| Task A |
Transcribe the story reviews from "Dear Distant Love" up to and including "life and love.".
| Task B |
According to the story reviews, what does the narrator's hatred of the doorbell in Identical Apartments turn into at the new apartment?
| Task C |
Resume the story reviews where they stop, writing the next passage in the same voice.

| Passage shown |

= = = = = = =

Dear Distant Love by Seo Yeong-eun  begins with Mun-ja,  an “old maid” in a publishing firm where younger employees come and go and despise/pity her. For no immediately apparent reason, she seems content, above it, even thinking she has fooled her co-workers. She is confident she can live through anything, but on this day she must raise money from her aunt. She has a rather feckless lover with whom she share a long and tangled history, and she seems willing to put up with almost any slight or difficulty with an air of brave optimism, in a way reminiscent of  Na Hye-seok’s Kyeonghui. This is an interesting take on one approach to life and love.

Identical Apartments, by Pak Wan-so tells the tale, through the eyes of a married daughter, of an extremely extended family living in one large apartment. Somehow the wife has focused on the indignity of having to listen for her husband ringing the doorbell. Finally, they move into their own apateu. The wife befriends the woman across the way and apes her style and learns to cook from her. Soon, the narrator is unhappy again, for a long list of things, and to my eye this story is more about someone who is perpetually unhappy (the hatred of doorbell, for instance, conveniently morphs into a hatred of the peephole at the new apartment). Pak’s point appears to be commodification and progress create clones; however, really, in the villages, who was the iconoclast? As the narrator comes to hate everything for which there is a duplicate her attitude seems to be a form of clinical depression or klonosphobia (a word I just created from Greek roots!), and that substantially dulls Pak’s point. There is some clever writing, and a rather nifty plot turn at the end, but this was still a bit draggy for me.

The Flowering of Our Lives by Kong Seon-ok is written in interior monologue and the narrator comes off as super-hyper or slightly schizophrenic.  This is not doubt intentional, but it makes reading the text something like sitting next to the crazy dude on the bus who rambles on about various conspiracies. The story is also stuffed with rhetorical questions, a familiar rhetorical approach in Korea speech, but difficult to navigate on the page. The story wanders between the narrator’s relationship with her mother, and the narrator’s relationship with her own daughter, as well as two female friends, one of the past and one of the present. The narrator describes herself as a “rebel” (although her rebellions seem quite quotidian) due to her “distress.” The whole point of it is the narrator’s essential question about herself, “What is it that distresses me?” But answers are never forthcoming, and the story ends on a random note.

= = = = = = =

| Provided data |
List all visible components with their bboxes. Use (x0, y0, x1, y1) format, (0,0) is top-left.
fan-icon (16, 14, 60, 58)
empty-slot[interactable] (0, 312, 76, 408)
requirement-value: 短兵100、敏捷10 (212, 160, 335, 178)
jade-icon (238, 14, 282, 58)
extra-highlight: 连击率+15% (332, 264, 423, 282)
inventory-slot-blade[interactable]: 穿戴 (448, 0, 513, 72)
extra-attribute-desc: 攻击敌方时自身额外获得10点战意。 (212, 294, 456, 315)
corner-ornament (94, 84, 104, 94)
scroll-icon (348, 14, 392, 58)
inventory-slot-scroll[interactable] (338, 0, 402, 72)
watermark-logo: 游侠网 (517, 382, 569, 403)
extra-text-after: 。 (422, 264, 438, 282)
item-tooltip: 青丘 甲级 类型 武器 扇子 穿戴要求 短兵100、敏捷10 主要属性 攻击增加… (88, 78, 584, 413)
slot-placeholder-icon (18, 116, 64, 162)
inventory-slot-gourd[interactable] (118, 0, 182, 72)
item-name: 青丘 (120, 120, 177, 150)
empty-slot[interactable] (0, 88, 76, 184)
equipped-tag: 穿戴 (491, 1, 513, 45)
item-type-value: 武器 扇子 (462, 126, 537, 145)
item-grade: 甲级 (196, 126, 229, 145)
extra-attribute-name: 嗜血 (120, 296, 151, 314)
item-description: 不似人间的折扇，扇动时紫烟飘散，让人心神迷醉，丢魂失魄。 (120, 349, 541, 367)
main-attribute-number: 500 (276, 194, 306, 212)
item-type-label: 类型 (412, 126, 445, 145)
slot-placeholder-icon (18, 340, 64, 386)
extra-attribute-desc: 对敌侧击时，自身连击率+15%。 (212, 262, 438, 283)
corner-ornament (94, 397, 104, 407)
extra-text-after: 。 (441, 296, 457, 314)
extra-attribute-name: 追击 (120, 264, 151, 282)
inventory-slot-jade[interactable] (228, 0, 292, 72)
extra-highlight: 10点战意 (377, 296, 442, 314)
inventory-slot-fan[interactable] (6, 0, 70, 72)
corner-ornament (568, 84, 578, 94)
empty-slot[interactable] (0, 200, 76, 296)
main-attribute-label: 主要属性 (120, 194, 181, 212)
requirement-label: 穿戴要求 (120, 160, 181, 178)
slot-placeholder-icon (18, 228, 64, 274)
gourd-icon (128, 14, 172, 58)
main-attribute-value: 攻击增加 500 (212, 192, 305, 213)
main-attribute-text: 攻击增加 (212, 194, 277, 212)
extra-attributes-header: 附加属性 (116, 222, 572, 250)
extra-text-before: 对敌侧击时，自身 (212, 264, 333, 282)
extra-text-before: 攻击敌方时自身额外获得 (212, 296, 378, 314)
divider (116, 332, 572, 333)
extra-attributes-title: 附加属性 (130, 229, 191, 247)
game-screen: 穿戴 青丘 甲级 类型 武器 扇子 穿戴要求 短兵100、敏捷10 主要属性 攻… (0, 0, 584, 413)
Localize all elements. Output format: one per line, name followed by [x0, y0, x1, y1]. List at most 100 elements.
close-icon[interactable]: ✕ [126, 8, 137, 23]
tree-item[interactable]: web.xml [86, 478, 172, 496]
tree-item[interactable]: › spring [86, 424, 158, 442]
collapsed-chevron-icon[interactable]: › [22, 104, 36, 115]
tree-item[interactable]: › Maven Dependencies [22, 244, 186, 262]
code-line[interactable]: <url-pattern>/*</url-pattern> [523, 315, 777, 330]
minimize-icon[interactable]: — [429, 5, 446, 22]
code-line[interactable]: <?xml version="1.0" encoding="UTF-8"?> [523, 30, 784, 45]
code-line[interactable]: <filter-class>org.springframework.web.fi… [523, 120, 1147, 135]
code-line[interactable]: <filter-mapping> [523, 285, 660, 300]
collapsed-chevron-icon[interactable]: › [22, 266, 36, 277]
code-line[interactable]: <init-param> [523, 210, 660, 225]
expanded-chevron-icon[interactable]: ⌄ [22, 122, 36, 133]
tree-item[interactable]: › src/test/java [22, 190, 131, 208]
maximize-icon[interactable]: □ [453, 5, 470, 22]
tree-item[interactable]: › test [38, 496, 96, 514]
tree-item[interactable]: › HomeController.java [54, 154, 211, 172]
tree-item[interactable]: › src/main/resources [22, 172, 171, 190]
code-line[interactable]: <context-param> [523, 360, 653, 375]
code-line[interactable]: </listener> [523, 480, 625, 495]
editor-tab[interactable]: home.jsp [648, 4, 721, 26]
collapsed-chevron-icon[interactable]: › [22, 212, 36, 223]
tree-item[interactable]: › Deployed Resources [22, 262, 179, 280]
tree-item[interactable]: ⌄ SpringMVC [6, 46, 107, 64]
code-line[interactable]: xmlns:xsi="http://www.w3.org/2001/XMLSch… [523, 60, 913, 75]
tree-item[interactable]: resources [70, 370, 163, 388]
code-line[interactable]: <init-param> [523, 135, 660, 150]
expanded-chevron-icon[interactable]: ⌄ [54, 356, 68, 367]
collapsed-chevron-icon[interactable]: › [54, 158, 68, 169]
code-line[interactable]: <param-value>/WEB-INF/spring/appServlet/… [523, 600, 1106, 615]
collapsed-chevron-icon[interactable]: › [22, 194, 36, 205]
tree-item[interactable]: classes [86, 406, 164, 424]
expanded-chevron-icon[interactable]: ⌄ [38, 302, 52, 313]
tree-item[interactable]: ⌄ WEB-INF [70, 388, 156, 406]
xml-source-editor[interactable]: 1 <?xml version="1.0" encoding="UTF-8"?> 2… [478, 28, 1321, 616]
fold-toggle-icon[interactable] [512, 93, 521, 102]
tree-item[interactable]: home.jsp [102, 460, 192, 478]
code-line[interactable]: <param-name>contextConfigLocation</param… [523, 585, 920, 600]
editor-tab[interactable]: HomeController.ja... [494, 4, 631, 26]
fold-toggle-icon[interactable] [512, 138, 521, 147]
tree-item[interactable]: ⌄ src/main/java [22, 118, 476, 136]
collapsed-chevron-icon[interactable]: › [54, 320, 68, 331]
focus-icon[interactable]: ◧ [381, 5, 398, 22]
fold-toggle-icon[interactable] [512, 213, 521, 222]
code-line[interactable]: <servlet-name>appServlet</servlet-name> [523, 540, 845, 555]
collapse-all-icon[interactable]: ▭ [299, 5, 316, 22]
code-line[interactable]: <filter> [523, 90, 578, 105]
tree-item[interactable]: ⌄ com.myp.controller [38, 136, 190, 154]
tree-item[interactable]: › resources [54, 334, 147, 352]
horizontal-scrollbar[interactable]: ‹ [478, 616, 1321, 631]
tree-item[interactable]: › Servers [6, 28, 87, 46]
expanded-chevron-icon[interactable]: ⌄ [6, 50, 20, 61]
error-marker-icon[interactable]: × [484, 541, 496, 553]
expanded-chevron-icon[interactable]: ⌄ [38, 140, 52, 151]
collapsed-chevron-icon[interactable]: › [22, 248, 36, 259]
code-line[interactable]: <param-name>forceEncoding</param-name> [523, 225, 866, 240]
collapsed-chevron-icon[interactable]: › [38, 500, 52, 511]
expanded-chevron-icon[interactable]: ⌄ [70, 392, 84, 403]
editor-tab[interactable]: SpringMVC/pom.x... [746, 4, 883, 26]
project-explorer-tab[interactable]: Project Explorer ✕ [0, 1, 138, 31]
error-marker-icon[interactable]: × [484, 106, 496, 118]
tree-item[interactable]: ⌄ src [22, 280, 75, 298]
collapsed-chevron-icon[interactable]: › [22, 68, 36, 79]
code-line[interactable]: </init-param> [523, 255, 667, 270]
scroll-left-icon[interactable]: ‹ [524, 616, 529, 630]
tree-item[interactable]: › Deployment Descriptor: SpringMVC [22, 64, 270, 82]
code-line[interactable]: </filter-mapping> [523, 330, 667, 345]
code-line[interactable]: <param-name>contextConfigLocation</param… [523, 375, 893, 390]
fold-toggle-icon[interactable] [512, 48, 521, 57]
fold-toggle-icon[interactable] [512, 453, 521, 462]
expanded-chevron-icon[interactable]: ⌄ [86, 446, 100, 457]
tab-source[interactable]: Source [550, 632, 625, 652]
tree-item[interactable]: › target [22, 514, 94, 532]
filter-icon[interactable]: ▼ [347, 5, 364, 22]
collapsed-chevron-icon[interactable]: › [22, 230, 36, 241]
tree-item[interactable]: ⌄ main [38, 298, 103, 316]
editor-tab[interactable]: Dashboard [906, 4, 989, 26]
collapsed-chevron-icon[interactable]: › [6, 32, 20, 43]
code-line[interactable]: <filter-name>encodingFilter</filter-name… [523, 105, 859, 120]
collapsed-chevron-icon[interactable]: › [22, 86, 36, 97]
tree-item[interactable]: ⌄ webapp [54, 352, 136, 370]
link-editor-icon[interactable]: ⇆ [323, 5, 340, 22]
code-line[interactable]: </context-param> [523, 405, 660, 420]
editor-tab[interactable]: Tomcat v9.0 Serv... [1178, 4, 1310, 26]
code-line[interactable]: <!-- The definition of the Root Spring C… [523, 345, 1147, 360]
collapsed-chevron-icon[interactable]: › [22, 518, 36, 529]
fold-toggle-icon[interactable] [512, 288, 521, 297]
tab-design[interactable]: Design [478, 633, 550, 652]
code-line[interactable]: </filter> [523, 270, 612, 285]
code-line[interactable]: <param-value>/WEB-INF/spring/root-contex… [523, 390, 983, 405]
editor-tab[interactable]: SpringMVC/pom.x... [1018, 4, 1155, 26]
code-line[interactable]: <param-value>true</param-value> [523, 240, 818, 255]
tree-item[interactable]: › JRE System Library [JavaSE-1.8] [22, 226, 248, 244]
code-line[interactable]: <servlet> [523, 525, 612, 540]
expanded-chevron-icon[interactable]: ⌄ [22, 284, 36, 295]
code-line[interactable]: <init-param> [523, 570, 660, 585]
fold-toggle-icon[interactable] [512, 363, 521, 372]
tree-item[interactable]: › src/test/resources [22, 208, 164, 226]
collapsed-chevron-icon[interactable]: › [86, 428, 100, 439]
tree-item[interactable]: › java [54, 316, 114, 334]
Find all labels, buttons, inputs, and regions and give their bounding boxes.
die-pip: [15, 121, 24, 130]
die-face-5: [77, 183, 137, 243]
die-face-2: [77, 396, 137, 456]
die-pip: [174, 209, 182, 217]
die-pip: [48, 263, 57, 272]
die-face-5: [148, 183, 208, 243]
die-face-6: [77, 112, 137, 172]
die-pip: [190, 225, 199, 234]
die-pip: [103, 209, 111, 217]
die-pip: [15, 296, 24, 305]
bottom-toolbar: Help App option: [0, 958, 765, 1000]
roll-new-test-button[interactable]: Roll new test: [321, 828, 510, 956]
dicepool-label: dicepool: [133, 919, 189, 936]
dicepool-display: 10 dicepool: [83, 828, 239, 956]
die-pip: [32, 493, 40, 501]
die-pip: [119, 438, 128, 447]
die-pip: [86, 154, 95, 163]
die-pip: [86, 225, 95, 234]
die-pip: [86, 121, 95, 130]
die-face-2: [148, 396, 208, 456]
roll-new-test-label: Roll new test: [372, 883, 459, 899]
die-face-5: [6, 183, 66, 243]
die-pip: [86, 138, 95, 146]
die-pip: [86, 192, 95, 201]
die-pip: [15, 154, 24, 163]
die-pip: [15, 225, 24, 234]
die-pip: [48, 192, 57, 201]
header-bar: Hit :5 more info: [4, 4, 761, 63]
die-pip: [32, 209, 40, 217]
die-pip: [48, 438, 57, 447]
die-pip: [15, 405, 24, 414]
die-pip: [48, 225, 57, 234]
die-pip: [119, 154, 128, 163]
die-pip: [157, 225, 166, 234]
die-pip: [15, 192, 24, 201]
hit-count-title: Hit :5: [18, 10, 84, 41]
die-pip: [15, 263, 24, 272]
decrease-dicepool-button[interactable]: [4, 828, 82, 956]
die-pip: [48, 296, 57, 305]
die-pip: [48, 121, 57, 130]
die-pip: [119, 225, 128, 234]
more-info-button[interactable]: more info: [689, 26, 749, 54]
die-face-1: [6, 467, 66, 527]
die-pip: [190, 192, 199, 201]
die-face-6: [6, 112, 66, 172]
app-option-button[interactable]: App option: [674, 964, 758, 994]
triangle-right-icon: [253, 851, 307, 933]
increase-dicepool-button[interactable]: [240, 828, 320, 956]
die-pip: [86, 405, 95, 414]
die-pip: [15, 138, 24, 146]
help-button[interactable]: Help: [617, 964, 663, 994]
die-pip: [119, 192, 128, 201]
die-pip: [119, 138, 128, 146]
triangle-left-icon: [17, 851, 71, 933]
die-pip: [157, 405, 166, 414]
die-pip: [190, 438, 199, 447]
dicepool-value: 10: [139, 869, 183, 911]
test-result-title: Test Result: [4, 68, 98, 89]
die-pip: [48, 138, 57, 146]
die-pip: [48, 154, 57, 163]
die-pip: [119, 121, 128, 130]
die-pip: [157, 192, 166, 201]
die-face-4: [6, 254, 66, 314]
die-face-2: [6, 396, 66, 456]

= = = = = = =

| Final answer A |
Dear Distant Love by Seo Yeong-eun  begins with Mun-ja,  an “old maid” in a publishing firm where younger employees come and go and despise/pity her. For no immediately apparent reason, she seems content, above it, even thinking she has fooled her co-workers. She is confident she can live through anything, but on this day she must raise money from her aunt. She has a rather feckless lover with whom she share a long and tangled history, and she seems willing to put up with almost any slight or difficulty with an air of brave optimism, in a way reminiscent of  Na Hye-seok’s Kyeonghui. This is an interesting take on one approach to life and love.

| Final answer B |
A hatred of the peephole.

| Final answer C |
This may be a failing of my gender, as the introduction notes, the story is:

Striking. The narrator of that story is perhaps the most complex character in this anthology. In turns indignant, despairing, sad, brazen and sympathetic, she has begun to come to terms with her contradictory impulses. Here is a vivid example of the sensibility of Korean women writers of the 1990s. More than any of the other stories in this volume, this one is for and about women.

For me, there was never any indication of “coming to terms” with anything, and the mood-shifts seemed random.

Wayfarer by O Chong-hui is the wonderful/horrific story of Hye-ja, a recently divorced woman left alone in a house. Told semi-surrealistically (compare to the previous story this works really well) it begins in a way that reminds me a bit of The Wings, with a confused narrator living in a semi-dream state. The reasons for this state are unpeeled like an onion. The storytelling is delicate and Hye-ja’s psychology is well explored and although her mental states change, the changes seem organic throughout. With several brutal twists, the story winds to an end with the essential unfairness of Hye-ja’s plight revealed and Hye-ja returned, with quite different meaning, to the image that opened the story. This is a brilliant story of the burdens place on women by Korean society, and worth the price of the book alone.